Rows from a dataset
* start *
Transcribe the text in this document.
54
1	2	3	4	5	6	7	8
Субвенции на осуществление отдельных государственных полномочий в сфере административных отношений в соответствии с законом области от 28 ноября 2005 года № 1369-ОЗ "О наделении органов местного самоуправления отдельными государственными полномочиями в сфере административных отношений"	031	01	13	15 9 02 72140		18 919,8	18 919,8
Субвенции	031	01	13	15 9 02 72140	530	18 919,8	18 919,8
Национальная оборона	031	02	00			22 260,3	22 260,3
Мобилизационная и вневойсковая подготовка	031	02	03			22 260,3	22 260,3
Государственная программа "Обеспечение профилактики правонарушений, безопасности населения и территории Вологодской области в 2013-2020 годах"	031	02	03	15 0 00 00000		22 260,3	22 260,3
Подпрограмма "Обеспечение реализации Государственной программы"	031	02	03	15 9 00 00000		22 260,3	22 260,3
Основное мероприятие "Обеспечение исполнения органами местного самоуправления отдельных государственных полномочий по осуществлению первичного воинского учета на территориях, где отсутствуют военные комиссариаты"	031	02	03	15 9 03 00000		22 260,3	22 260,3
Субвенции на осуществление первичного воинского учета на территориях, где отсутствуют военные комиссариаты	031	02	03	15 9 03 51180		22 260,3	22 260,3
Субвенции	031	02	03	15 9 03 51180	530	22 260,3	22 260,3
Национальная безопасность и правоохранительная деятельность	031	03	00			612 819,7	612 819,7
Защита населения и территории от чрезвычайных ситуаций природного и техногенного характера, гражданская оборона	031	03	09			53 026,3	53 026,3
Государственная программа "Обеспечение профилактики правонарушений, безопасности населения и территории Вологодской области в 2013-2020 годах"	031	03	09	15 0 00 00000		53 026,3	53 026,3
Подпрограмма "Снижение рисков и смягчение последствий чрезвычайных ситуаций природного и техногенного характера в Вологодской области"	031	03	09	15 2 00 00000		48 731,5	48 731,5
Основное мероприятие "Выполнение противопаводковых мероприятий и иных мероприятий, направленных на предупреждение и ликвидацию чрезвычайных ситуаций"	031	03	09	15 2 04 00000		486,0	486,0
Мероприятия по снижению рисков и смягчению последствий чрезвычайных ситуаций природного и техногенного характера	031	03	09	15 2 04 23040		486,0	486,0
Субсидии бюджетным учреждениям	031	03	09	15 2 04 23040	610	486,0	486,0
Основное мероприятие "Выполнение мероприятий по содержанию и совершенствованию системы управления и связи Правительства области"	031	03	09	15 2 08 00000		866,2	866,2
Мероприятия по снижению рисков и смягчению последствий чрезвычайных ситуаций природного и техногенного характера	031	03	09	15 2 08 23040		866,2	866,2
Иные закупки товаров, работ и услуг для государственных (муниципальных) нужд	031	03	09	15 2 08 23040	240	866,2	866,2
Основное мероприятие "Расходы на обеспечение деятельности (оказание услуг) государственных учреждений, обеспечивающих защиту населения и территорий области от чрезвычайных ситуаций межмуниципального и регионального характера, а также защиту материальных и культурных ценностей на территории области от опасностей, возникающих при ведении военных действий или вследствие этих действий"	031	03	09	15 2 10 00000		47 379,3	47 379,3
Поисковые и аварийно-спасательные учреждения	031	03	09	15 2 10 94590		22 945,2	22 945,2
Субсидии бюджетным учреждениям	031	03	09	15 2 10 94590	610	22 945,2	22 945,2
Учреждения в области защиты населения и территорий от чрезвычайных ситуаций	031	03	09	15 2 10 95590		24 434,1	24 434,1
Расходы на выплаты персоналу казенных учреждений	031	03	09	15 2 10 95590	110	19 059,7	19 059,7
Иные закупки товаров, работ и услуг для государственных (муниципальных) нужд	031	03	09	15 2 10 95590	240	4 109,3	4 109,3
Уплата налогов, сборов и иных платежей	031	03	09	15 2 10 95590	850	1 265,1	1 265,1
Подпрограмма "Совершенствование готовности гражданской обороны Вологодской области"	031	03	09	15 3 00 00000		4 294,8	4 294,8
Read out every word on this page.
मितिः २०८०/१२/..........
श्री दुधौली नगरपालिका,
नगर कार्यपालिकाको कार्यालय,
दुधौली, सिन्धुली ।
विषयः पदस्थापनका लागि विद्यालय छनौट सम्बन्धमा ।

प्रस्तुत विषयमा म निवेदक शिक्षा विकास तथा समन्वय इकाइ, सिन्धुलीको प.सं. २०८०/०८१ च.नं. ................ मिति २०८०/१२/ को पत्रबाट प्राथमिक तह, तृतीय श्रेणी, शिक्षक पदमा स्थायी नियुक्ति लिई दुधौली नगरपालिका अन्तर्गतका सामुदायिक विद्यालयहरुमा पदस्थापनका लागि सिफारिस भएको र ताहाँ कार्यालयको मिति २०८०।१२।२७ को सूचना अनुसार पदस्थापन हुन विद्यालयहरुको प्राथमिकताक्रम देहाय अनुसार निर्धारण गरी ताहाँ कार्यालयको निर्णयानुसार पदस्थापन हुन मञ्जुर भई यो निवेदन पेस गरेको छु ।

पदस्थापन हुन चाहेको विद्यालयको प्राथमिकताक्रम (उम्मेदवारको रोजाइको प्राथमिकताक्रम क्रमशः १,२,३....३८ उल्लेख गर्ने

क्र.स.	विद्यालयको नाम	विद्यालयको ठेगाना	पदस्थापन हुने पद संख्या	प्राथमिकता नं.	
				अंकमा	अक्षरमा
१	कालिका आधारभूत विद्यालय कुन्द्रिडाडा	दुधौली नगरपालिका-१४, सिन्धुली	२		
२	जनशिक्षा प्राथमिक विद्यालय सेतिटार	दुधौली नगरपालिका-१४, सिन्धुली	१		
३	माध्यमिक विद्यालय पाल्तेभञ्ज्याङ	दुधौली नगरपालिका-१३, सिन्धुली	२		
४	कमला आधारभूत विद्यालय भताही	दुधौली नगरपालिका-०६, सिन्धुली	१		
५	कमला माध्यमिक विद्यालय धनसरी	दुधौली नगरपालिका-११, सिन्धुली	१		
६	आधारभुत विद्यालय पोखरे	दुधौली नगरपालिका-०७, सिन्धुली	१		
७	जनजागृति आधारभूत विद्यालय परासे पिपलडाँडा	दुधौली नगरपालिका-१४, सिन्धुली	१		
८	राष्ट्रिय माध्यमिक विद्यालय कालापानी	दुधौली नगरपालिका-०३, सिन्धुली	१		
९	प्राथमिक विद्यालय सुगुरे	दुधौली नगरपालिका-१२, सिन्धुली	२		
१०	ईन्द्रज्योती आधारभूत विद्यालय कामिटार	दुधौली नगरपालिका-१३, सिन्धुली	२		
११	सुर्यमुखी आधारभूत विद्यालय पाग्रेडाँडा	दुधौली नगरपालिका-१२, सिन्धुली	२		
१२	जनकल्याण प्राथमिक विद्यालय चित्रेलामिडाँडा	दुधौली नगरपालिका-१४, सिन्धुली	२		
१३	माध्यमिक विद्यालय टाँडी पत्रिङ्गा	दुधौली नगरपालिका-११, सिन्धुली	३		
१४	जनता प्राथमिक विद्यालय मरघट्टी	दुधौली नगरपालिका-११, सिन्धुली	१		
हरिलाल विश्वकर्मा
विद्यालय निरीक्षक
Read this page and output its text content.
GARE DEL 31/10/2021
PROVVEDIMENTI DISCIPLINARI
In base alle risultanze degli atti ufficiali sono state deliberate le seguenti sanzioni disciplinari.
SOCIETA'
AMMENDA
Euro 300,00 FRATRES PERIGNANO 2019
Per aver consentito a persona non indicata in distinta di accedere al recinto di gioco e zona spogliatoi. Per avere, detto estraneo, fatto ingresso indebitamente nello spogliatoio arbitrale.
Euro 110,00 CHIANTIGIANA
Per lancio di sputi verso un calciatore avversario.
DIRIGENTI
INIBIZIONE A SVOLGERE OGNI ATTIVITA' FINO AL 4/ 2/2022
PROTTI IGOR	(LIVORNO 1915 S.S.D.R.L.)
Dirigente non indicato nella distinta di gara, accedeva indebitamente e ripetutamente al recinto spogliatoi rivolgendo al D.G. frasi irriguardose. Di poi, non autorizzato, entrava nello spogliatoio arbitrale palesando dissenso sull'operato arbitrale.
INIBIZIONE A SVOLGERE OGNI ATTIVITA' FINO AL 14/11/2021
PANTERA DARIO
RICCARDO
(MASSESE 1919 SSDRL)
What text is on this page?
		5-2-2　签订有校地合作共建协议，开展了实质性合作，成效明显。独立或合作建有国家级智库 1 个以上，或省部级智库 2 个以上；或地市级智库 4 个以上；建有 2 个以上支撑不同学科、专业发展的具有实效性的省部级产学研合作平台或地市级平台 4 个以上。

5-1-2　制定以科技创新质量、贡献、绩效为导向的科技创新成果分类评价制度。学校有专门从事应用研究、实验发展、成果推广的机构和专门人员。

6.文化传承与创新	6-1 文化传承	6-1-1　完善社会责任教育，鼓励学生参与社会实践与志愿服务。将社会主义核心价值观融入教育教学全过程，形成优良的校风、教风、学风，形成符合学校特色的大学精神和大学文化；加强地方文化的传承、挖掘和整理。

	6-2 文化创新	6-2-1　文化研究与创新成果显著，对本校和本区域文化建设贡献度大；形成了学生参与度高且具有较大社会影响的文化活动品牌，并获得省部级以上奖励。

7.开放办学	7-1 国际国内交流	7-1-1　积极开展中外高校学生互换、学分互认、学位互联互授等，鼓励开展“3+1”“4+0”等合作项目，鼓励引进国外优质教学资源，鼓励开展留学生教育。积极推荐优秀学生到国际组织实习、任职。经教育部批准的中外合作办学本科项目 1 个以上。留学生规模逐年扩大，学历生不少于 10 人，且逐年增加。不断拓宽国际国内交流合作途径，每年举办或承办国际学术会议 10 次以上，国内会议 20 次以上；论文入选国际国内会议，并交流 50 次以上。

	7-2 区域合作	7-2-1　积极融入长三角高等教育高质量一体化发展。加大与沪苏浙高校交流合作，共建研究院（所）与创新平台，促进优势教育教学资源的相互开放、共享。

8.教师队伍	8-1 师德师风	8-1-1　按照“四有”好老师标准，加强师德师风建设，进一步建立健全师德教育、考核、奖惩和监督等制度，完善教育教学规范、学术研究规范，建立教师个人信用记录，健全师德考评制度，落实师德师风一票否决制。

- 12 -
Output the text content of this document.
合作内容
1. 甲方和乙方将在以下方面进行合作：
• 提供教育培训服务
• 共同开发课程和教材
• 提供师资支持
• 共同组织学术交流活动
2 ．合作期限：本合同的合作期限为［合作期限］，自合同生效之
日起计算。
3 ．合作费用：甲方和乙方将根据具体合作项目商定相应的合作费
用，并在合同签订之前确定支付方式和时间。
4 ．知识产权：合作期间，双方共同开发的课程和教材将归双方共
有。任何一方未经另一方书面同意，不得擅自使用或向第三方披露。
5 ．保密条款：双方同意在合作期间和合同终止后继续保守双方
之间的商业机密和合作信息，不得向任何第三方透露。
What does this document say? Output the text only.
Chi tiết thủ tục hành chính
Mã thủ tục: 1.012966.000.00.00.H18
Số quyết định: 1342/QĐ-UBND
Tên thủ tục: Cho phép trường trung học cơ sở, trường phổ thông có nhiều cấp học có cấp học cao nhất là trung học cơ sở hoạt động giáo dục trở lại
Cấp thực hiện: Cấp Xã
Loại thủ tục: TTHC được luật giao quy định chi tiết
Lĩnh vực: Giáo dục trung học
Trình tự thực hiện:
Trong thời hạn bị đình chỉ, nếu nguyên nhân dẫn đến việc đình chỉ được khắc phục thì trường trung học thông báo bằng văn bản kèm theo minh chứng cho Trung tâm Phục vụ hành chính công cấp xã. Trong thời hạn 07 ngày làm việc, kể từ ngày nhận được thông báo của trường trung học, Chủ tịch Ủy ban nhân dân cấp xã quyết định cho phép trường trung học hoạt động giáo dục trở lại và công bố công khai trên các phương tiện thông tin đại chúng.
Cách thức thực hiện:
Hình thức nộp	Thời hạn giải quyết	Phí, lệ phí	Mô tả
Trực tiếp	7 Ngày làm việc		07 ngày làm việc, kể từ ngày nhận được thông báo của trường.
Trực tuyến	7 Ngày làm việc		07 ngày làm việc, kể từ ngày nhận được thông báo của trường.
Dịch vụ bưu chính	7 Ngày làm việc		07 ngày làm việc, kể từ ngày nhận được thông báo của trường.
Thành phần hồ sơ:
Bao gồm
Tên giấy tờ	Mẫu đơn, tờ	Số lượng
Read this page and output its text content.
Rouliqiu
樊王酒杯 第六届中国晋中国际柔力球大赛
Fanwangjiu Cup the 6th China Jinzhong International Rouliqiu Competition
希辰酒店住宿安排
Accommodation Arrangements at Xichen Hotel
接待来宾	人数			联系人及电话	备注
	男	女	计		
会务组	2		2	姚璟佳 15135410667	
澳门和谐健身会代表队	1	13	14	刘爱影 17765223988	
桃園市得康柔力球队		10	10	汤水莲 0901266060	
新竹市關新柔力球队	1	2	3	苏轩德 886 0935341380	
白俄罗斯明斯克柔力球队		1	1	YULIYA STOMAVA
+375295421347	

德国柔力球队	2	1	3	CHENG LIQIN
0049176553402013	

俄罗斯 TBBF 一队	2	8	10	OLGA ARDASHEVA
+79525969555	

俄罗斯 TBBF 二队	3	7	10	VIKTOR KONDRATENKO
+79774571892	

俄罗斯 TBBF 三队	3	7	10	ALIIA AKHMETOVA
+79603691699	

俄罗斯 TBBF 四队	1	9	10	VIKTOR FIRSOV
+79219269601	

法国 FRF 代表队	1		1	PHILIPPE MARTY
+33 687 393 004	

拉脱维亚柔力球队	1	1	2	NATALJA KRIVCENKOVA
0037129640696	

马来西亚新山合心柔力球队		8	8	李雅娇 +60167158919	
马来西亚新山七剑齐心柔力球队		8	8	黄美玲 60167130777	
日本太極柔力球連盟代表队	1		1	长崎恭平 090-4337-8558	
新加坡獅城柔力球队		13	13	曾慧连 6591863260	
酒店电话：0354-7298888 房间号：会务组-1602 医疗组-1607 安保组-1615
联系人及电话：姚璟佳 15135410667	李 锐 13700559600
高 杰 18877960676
* end *
EXERCISE OBJECTIVE
Identify every line holding the word "Субсидии" and copy it out.

TASK RESULT
Субсидии бюджетным учреждениям	031	03	09	15 2 04 23040	610	486,0	486,0
Субсидии бюджетным учреждениям	031	03	09	15 2 10 94590	610	22 945,2	22 945,2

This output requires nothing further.